OBJECTIVE — Leave the pictures out and transcribe every record exactly.

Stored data
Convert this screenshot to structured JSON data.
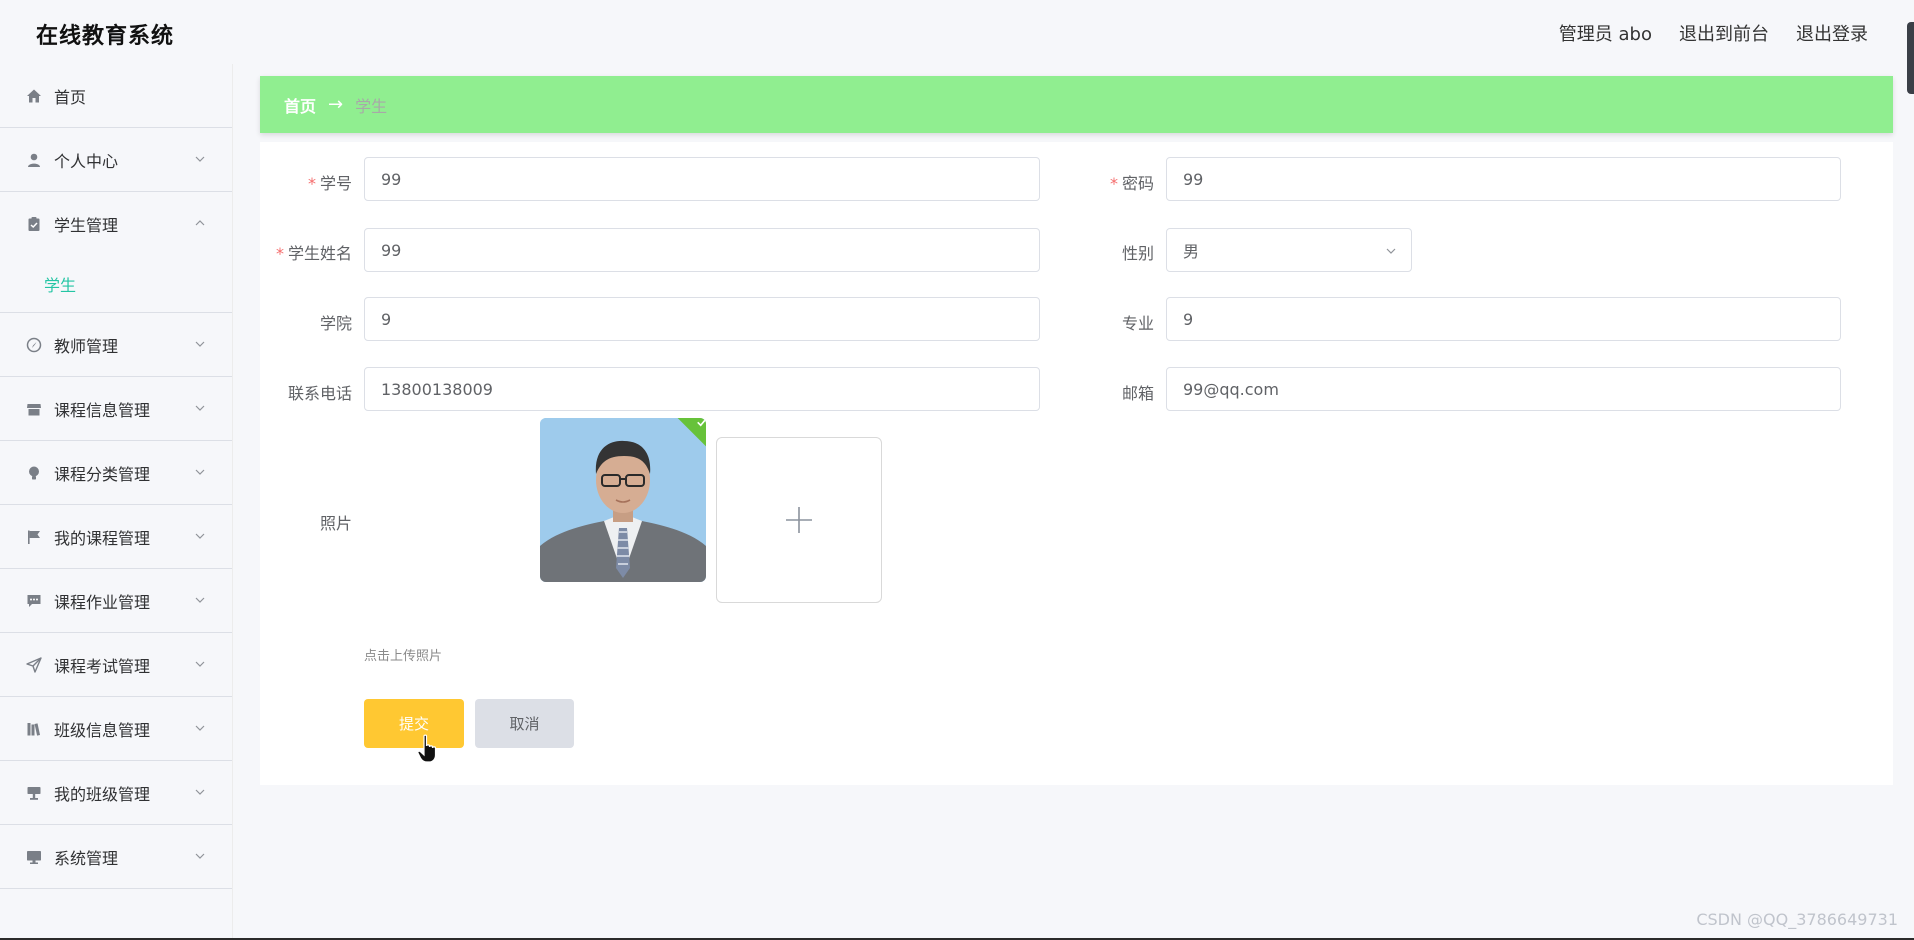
{
  "app": {
    "title": "在线教育系统"
  },
  "header": {
    "user": "管理员 abo",
    "to_front": "退出到前台",
    "logout": "退出登录"
  },
  "sidebar": {
    "items": [
      {
        "label": "首页",
        "icon": "home-icon",
        "has_arrow": false
      },
      {
        "label": "个人中心",
        "icon": "user-icon",
        "has_arrow": true
      },
      {
        "label": "学生管理",
        "icon": "clipboard-icon",
        "has_arrow": true,
        "open": true,
        "sub": [
          "学生"
        ]
      },
      {
        "label": "教师管理",
        "icon": "compass-icon",
        "has_arrow": true
      },
      {
        "label": "课程信息管理",
        "icon": "shop-icon",
        "has_arrow": true
      },
      {
        "label": "课程分类管理",
        "icon": "bulb-icon",
        "has_arrow": true
      },
      {
        "label": "我的课程管理",
        "icon": "flag-icon",
        "has_arrow": true
      },
      {
        "label": "课程作业管理",
        "icon": "chat-icon",
        "has_arrow": true
      },
      {
        "label": "课程考试管理",
        "icon": "send-icon",
        "has_arrow": true
      },
      {
        "label": "班级信息管理",
        "icon": "books-icon",
        "has_arrow": true
      },
      {
        "label": "我的班级管理",
        "icon": "podium-icon",
        "has_arrow": true
      },
      {
        "label": "系统管理",
        "icon": "monitor-icon",
        "has_arrow": true
      }
    ]
  },
  "breadcrumb": {
    "home": "首页",
    "arrow": "→",
    "current": "学生"
  },
  "form": {
    "student_id": {
      "label": "学号",
      "value": "99",
      "required": true
    },
    "password": {
      "label": "密码",
      "value": "99",
      "required": true
    },
    "student_name": {
      "label": "学生姓名",
      "value": "99",
      "required": true
    },
    "gender": {
      "label": "性别",
      "value": "男"
    },
    "college": {
      "label": "学院",
      "value": "9"
    },
    "major": {
      "label": "专业",
      "value": "9"
    },
    "phone": {
      "label": "联系电话",
      "value": "13800138009"
    },
    "email": {
      "label": "邮箱",
      "value": "99@qq.com"
    },
    "photo": {
      "label": "照片",
      "tip": "点击上传照片"
    }
  },
  "buttons": {
    "submit": "提交",
    "cancel": "取消"
  },
  "watermark": "CSDN @QQ_3786649731",
  "colors": {
    "accent": "#24c5a4",
    "breadcrumb_bg": "#90ee90",
    "submit": "#ffc832",
    "required": "#f56c6c"
  }
}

IN RESPONSE —
Convert this screenshot to structured JSON data.
{
  "app": {
    "title": "在线教育系统"
  },
  "header": {
    "user": "管理员 abo",
    "to_front": "退出到前台",
    "logout": "退出登录"
  },
  "sidebar": {
    "items": [
      {
        "label": "首页",
        "icon": "home-icon",
        "has_arrow": false
      },
      {
        "label": "个人中心",
        "icon": "user-icon",
        "has_arrow": true
      },
      {
        "label": "学生管理",
        "icon": "clipboard-icon",
        "has_arrow": true,
        "open": true,
        "sub": [
          "学生"
        ]
      },
      {
        "label": "教师管理",
        "icon": "compass-icon",
        "has_arrow": true
      },
      {
        "label": "课程信息管理",
        "icon": "shop-icon",
        "has_arrow": true
      },
      {
        "label": "课程分类管理",
        "icon": "bulb-icon",
        "has_arrow": true
      },
      {
        "label": "我的课程管理",
        "icon": "flag-icon",
        "has_arrow": true
      },
      {
        "label": "课程作业管理",
        "icon": "chat-icon",
        "has_arrow": true
      },
      {
        "label": "课程考试管理",
        "icon": "send-icon",
        "has_arrow": true
      },
      {
        "label": "班级信息管理",
        "icon": "books-icon",
        "has_arrow": true
      },
      {
        "label": "我的班级管理",
        "icon": "podium-icon",
        "has_arrow": true
      },
      {
        "label": "系统管理",
        "icon": "monitor-icon",
        "has_arrow": true
      }
    ]
  },
  "breadcrumb": {
    "home": "首页",
    "arrow": "→",
    "current": "学生"
  },
  "form": {
    "student_id": {
      "label": "学号",
      "value": "99",
      "required": true
    },
    "password": {
      "label": "密码",
      "value": "99",
      "required": true
    },
    "student_name": {
      "label": "学生姓名",
      "value": "99",
      "required": true
    },
    "gender": {
      "label": "性别",
      "value": "男"
    },
    "college": {
      "label": "学院",
      "value": "9"
    },
    "major": {
      "label": "专业",
      "value": "9"
    },
    "phone": {
      "label": "联系电话",
      "value": "13800138009"
    },
    "email": {
      "label": "邮箱",
      "value": "99@qq.com"
    },
    "photo": {
      "label": "照片",
      "tip": "点击上传照片"
    }
  },
  "buttons": {
    "submit": "提交",
    "cancel": "取消"
  },
  "watermark": "CSDN @QQ_3786649731",
  "colors": {
    "accent": "#24c5a4",
    "breadcrumb_bg": "#90ee90",
    "submit": "#ffc832",
    "required": "#f56c6c"
  }
}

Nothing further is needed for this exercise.